Work to be completed: Copy all the entries below exactly, but not the pictures.

Saved data entries
★ ★ ★ ★ ★

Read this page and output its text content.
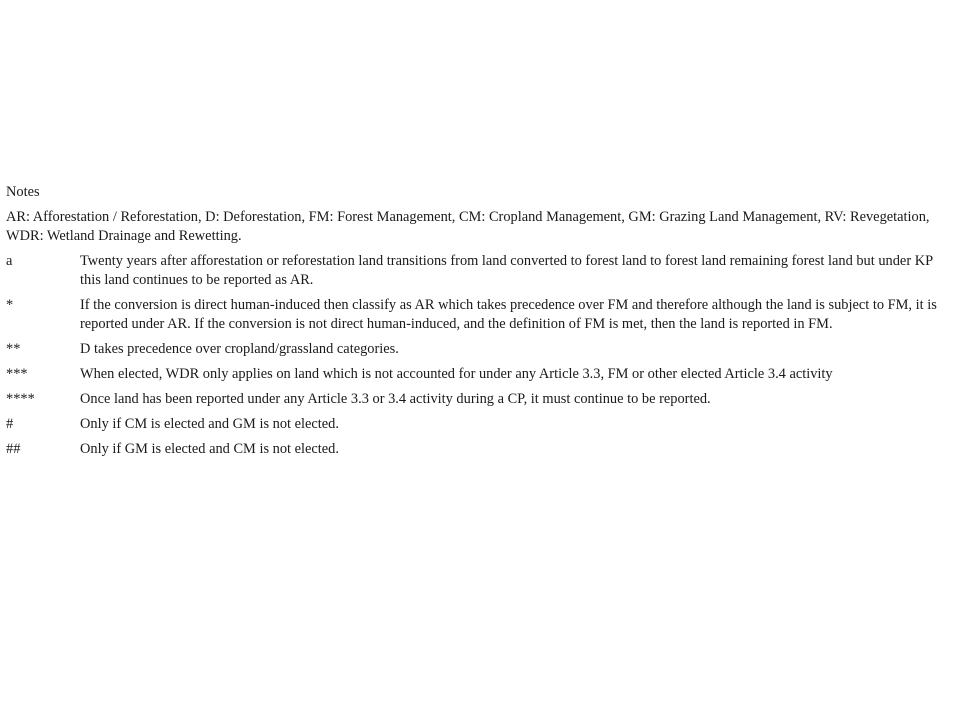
Notes
AR: Afforestation / Reforestation, D: Deforestation, FM: Forest Management, CM: Cropland Management, GM: Grazing Land Management, RV: Revegetation, WDR: Wetland Drainage and Rewetting.
a	Twenty years after afforestation or reforestation land transitions from land converted to forest land to forest land remaining forest land but under KP this land continues to be reported as AR.
*	If the conversion is direct human-induced then classify as AR which takes precedence over FM and therefore although the land is subject to FM, it is reported under AR. If the conversion is not direct human-induced, and the definition of FM is met, then the land is reported in FM.
**	D takes precedence over cropland/grassland categories.
***	When elected, WDR only applies on land which is not accounted for under any Article 3.3, FM or other elected Article 3.4 activity
****	Once land has been reported under any Article 3.3 or 3.4 activity during a CP, it must continue to be reported.
#	Only if CM is elected and GM is not elected.
##	Only if GM is elected and CM is not elected.
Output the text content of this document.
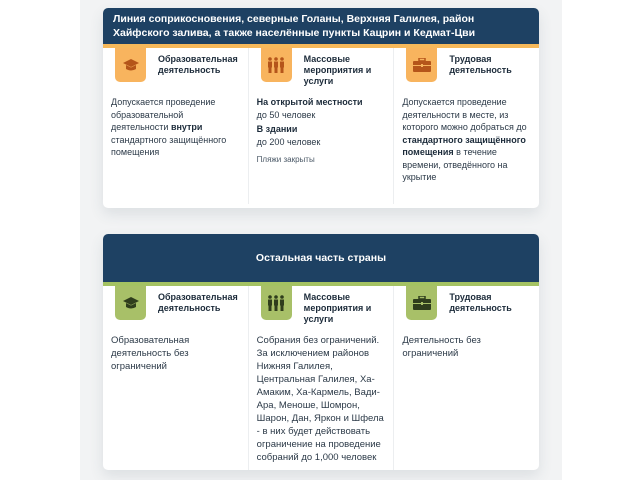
Линия соприкосновения, северные Голаны, Верхняя Галилея, район Хайфского залива, а также населённые пункты Кацрин и Кедмат-Цви
Образовательная деятельность
Допускается проведение образовательной деятельности внутри стандартного защищённого помещения
Массовые мероприятия и услуги
На открытой местности
до 50 человек
В здании
до 200 человек
Пляжи закрыты
Трудовая деятельность
Допускается проведение деятельности в месте, из которого можно добраться до стандартного защищённого помещения в течение времени, отведённого на укрытие
Остальная часть страны
Образовательная деятельность
Образовательная деятельность без ограничений
Массовые мероприятия и услуги
Собрания без ограничений. За исключением районов Нижняя Галилея, Центральная Галилея, Ха-Амаким, Ха-Кармель, Вади-Ара, Меноше, Шомрон, Шарон, Дан, Яркон и Шфела - в них будет действовать ограничение на проведение собраний до 1,000 человек
Трудовая деятельность
Деятельность без ограничений
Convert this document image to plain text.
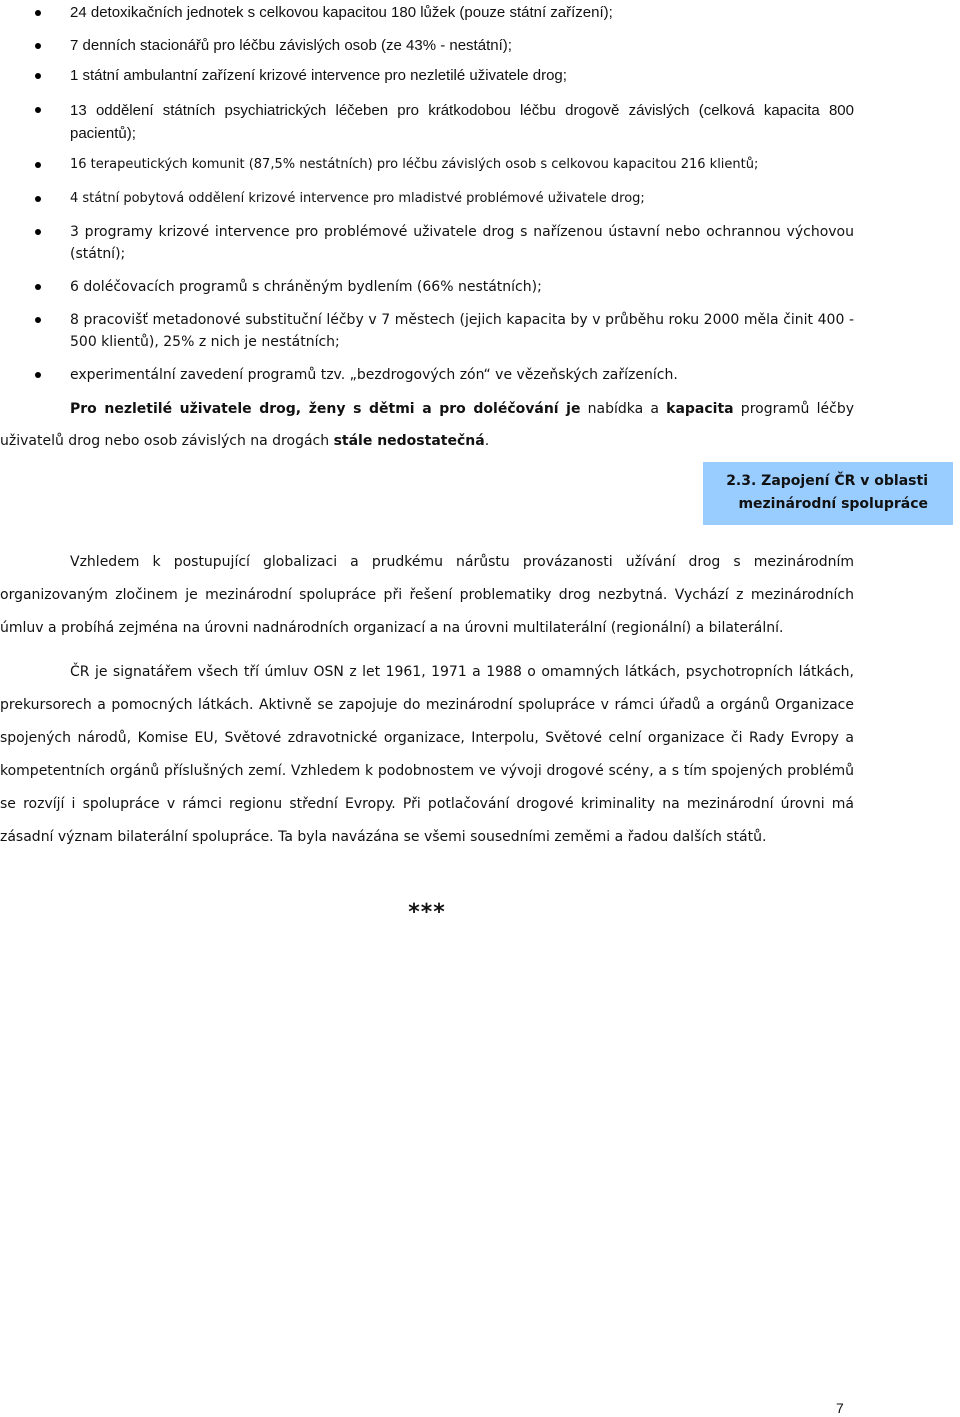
24 detoxikačních jednotek s celkovou kapacitou 180 lůžek (pouze státní zařízení);
7 denních stacionářů pro léčbu závislých osob (ze 43% - nestátní);
1 státní ambulantní zařízení krizové intervence pro nezletilé uživatele drog;
13 oddělení státních psychiatrických léčeben pro krátkodobou léčbu drogově závislých (celková kapacita 800 pacientů);
16 terapeutických komunit (87,5% nestátních) pro léčbu závislých osob s celkovou kapacitou 216 klientů;
4 státní pobytová oddělení krizové intervence pro mladistvé problémové uživatele drog;
3 programy krizové intervence pro problémové uživatele drog s nařízenou ústavní nebo ochrannou výchovou (státní);
6 doléčovacích programů s chráněným bydlením (66% nestátních);
8 pracovišť metadonové substituční léčby v 7 městech (jejich kapacita by v průběhu roku 2000 měla činit 400 - 500 klientů), 25% z nich je nestátních;
experimentální zavedení programů tzv. „bezdrogových zón“ ve vězeňských zařízeních.

Pro nezletilé uživatele drog, ženy s dětmi a pro doléčování je nabídka a kapacita programů léčby uživatelů drog nebo osob závislých na drogách stále nedostatečná.

2.3. Zapojení ČR v oblasti
mezinárodní spolupráce

Vzhledem k postupující globalizaci a prudkému nárůstu provázanosti užívání drog s mezinárodním organizovaným zločinem je mezinárodní spolupráce při řešení problematiky drog nezbytná. Vychází z mezinárodních úmluv a probíhá zejména na úrovni nadnárodních organizací a na úrovni multilaterální (regionální) a bilaterální.

ČR je signatářem všech tří úmluv OSN z let 1961, 1971 a 1988 o omamných látkách, psychotropních látkách, prekursorech a pomocných látkách. Aktivně se zapojuje do mezinárodní spolupráce v rámci úřadů a orgánů Organizace spojených národů, Komise EU, Světové zdravotnické organizace, Interpolu, Světové celní organizace či Rady Evropy a kompetentních orgánů příslušných zemí. Vzhledem k podobnostem ve vývoji drogové scény, a s tím spojených problémů se rozvíjí i spolupráce v rámci regionu střední Evropy. Při potlačování drogové kriminality na mezinárodní úrovni má zásadní význam bilaterální spolupráce. Ta byla navázána se všemi sousedními zeměmi a řadou dalších států.

***
7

★ ★ ★ ★ ★

Response to the exercise:
Read this page and output its text content.
Notes
AR: Afforestation / Reforestation, D: Deforestation, FM: Forest Management, CM: Cropland Management, GM: Grazing Land Management, RV: Revegetation, WDR: Wetland Drainage and Rewetting.
a	Twenty years after afforestation or reforestation land transitions from land converted to forest land to forest land remaining forest land but under KP this land continues to be reported as AR.
*	If the conversion is direct human-induced then classify as AR which takes precedence over FM and therefore although the land is subject to FM, it is reported under AR. If the conversion is not direct human-induced, and the definition of FM is met, then the land is reported in FM.
**	D takes precedence over cropland/grassland categories.
***	When elected, WDR only applies on land which is not accounted for under any Article 3.3, FM or other elected Article 3.4 activity
****	Once land has been reported under any Article 3.3 or 3.4 activity during a CP, it must continue to be reported.
#	Only if CM is elected and GM is not elected.
##	Only if GM is elected and CM is not elected.
Output the text content of this document.
Линия соприкосновения, северные Голаны, Верхняя Галилея, район Хайфского залива, а также населённые пункты Кацрин и Кедмат-Цви
Образовательная деятельность
Допускается проведение образовательной деятельности внутри стандартного защищённого помещения
Массовые мероприятия и услуги
На открытой местности
до 50 человек
В здании
до 200 человек
Пляжи закрыты
Трудовая деятельность
Допускается проведение деятельности в месте, из которого можно добраться до стандартного защищённого помещения в течение времени, отведённого на укрытие
Остальная часть страны
Образовательная деятельность
Образовательная деятельность без ограничений
Массовые мероприятия и услуги
Собрания без ограничений. За исключением районов Нижняя Галилея, Центральная Галилея, Ха-Амаким, Ха-Кармель, Вади-Ара, Меноше, Шомрон, Шарон, Дан, Яркон и Шфела - в них будет действовать ограничение на проведение собраний до 1,000 человек
Трудовая деятельность
Деятельность без ограничений
Convert this document image to plain text.
24 detoxikačních jednotek s celkovou kapacitou 180 lůžek (pouze státní zařízení);
7 denních stacionářů pro léčbu závislých osob (ze 43% - nestátní);
1 státní ambulantní zařízení krizové intervence pro nezletilé uživatele drog;
13 oddělení státních psychiatrických léčeben pro krátkodobou léčbu drogově závislých (celková kapacita 800 pacientů);
16 terapeutických komunit (87,5% nestátních) pro léčbu závislých osob s celkovou kapacitou 216 klientů;
4 státní pobytová oddělení krizové intervence pro mladistvé problémové uživatele drog;
3 programy krizové intervence pro problémové uživatele drog s nařízenou ústavní nebo ochrannou výchovou (státní);
6 doléčovacích programů s chráněným bydlením (66% nestátních);
8 pracovišť metadonové substituční léčby v 7 městech (jejich kapacita by v průběhu roku 2000 měla činit 400 - 500 klientů), 25% z nich je nestátních;
experimentální zavedení programů tzv. „bezdrogových zón“ ve vězeňských zařízeních.

Pro nezletilé uživatele drog, ženy s dětmi a pro doléčování je nabídka a kapacita programů léčby uživatelů drog nebo osob závislých na drogách stále nedostatečná.

2.3. Zapojení ČR v oblasti
mezinárodní spolupráce

Vzhledem k postupující globalizaci a prudkému nárůstu provázanosti užívání drog s mezinárodním organizovaným zločinem je mezinárodní spolupráce při řešení problematiky drog nezbytná. Vychází z mezinárodních úmluv a probíhá zejména na úrovni nadnárodních organizací a na úrovni multilaterální (regionální) a bilaterální.

ČR je signatářem všech tří úmluv OSN z let 1961, 1971 a 1988 o omamných látkách, psychotropních látkách, prekursorech a pomocných látkách. Aktivně se zapojuje do mezinárodní spolupráce v rámci úřadů a orgánů Organizace spojených národů, Komise EU, Světové zdravotnické organizace, Interpolu, Světové celní organizace či Rady Evropy a kompetentních orgánů příslušných zemí. Vzhledem k podobnostem ve vývoji drogové scény, a s tím spojených problémů se rozvíjí i spolupráce v rámci regionu střední Evropy. Při potlačování drogové kriminality na mezinárodní úrovni má zásadní význam bilaterální spolupráce. Ta byla navázána se všemi sousedními zeměmi a řadou dalších států.

***
7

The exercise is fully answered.